▸ **Do this**
Copy the records below exactly, leaving out every picture.

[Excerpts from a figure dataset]
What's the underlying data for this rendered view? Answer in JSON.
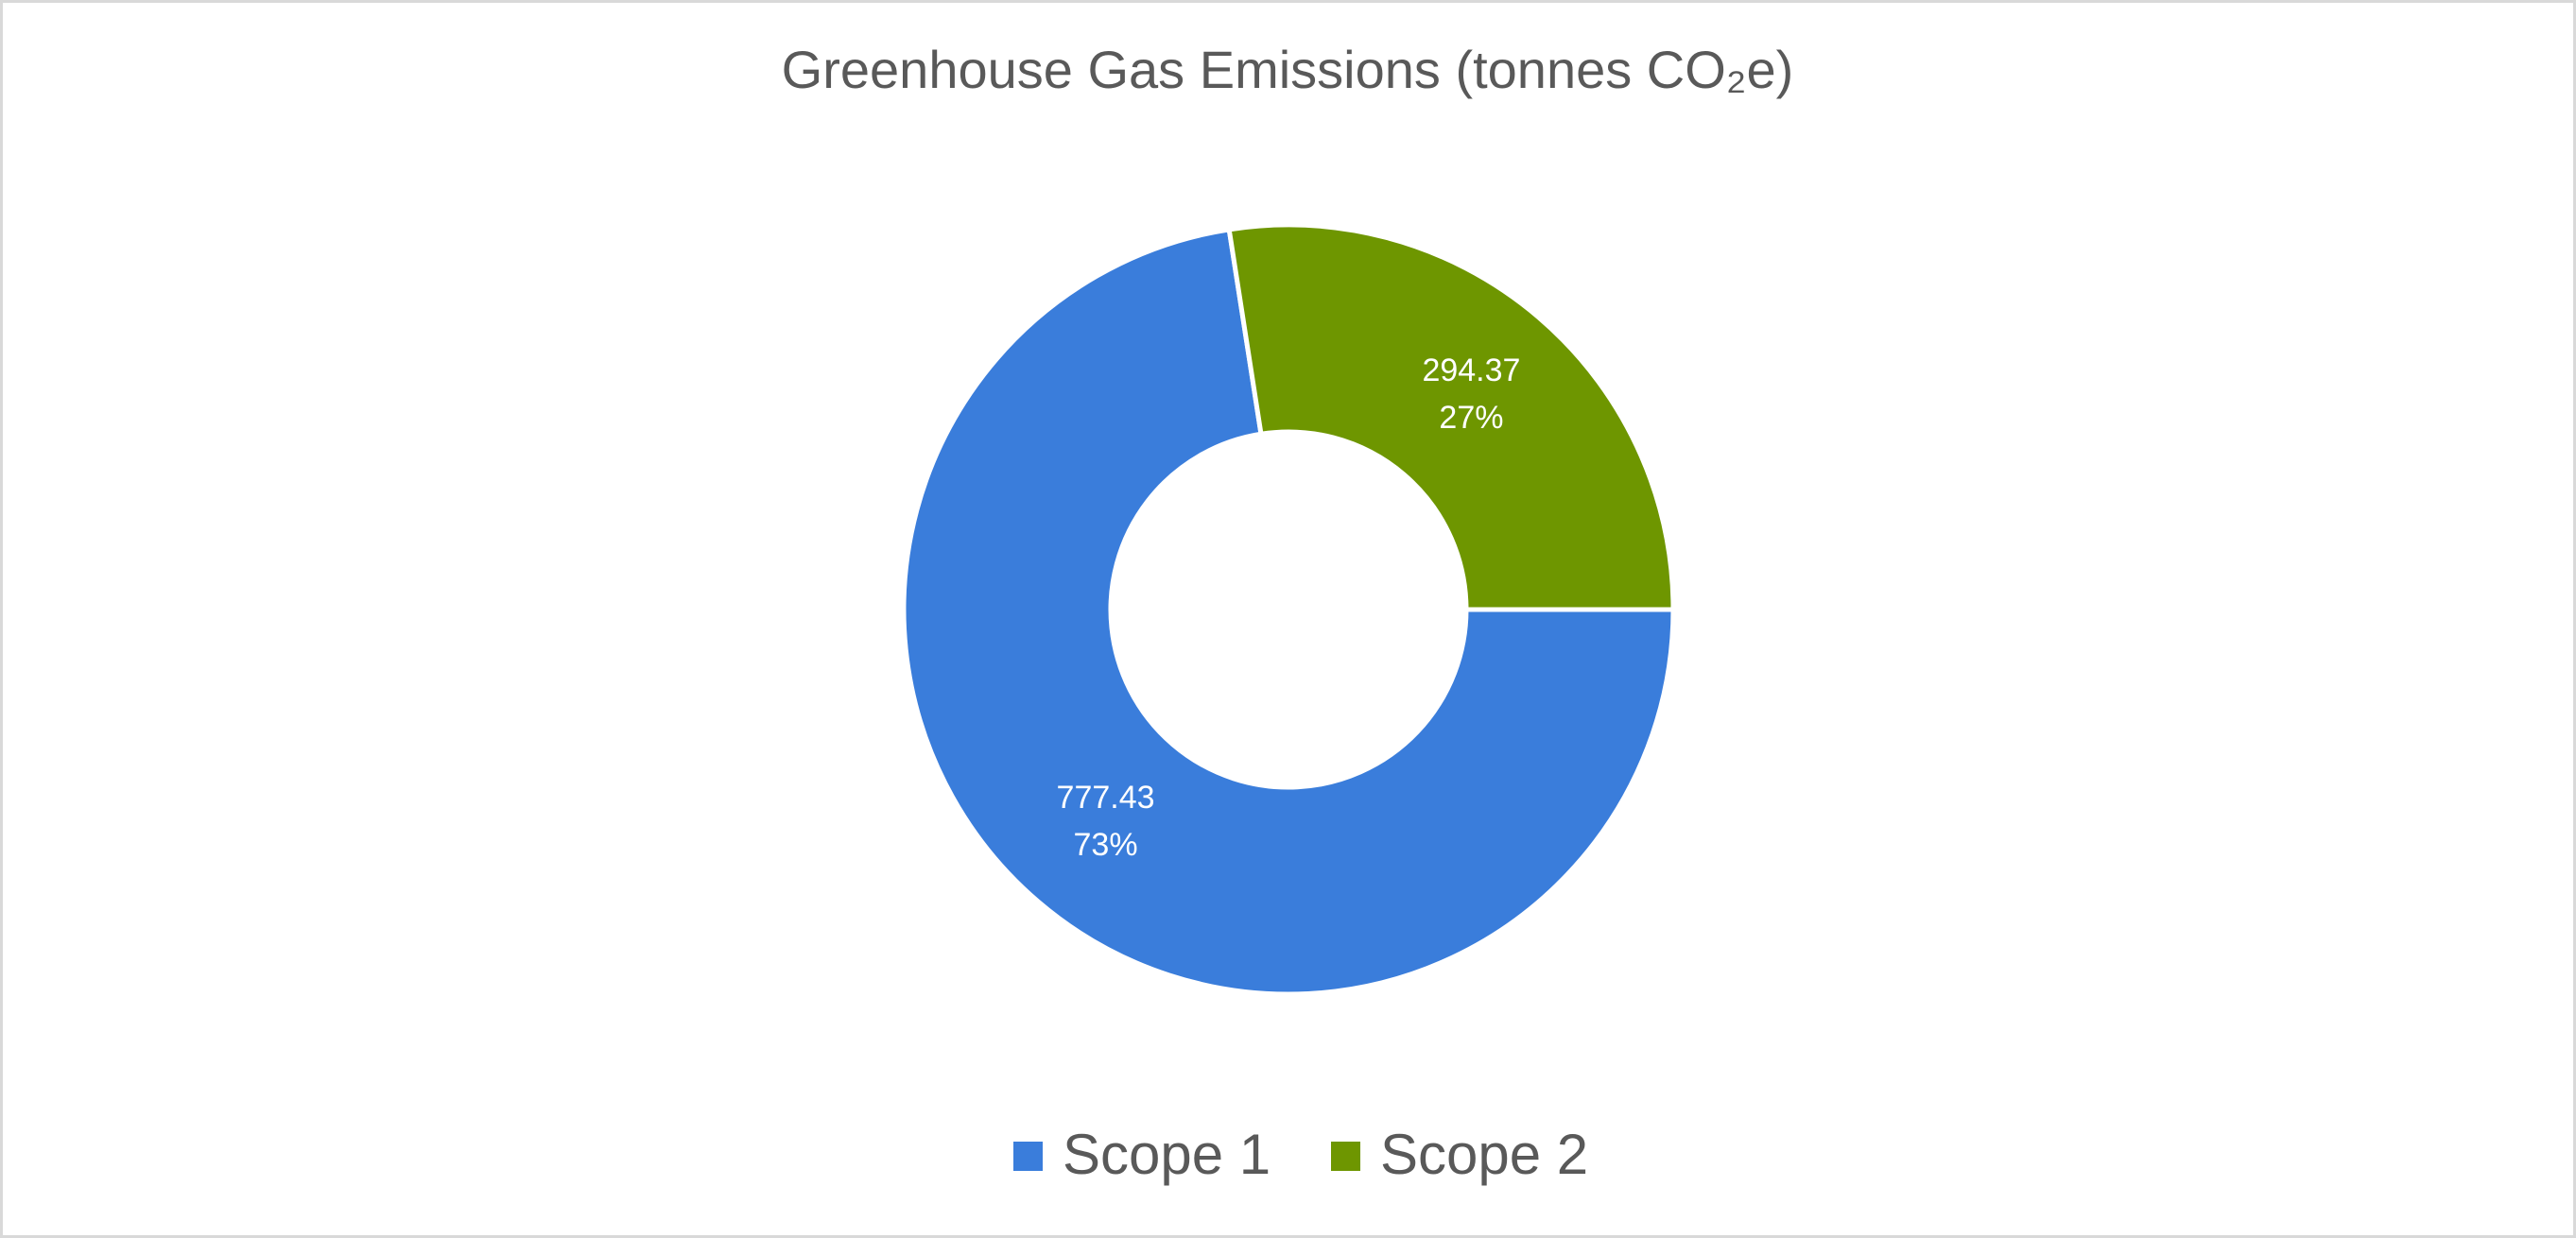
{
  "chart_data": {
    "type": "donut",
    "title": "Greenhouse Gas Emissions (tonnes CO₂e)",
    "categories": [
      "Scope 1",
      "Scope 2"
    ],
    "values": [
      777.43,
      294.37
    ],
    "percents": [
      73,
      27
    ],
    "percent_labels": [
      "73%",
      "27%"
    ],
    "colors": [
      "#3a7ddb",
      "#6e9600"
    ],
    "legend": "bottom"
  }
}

▸ **Final result**
What's the underlying data for this rendered view? Answer in JSON.
{
  "chart_data": {
    "type": "donut",
    "title": "Greenhouse Gas Emissions (tonnes CO₂e)",
    "categories": [
      "Scope 1",
      "Scope 2"
    ],
    "values": [
      777.43,
      294.37
    ],
    "percents": [
      73,
      27
    ],
    "percent_labels": [
      "73%",
      "27%"
    ],
    "colors": [
      "#3a7ddb",
      "#6e9600"
    ],
    "legend": "bottom"
  }
}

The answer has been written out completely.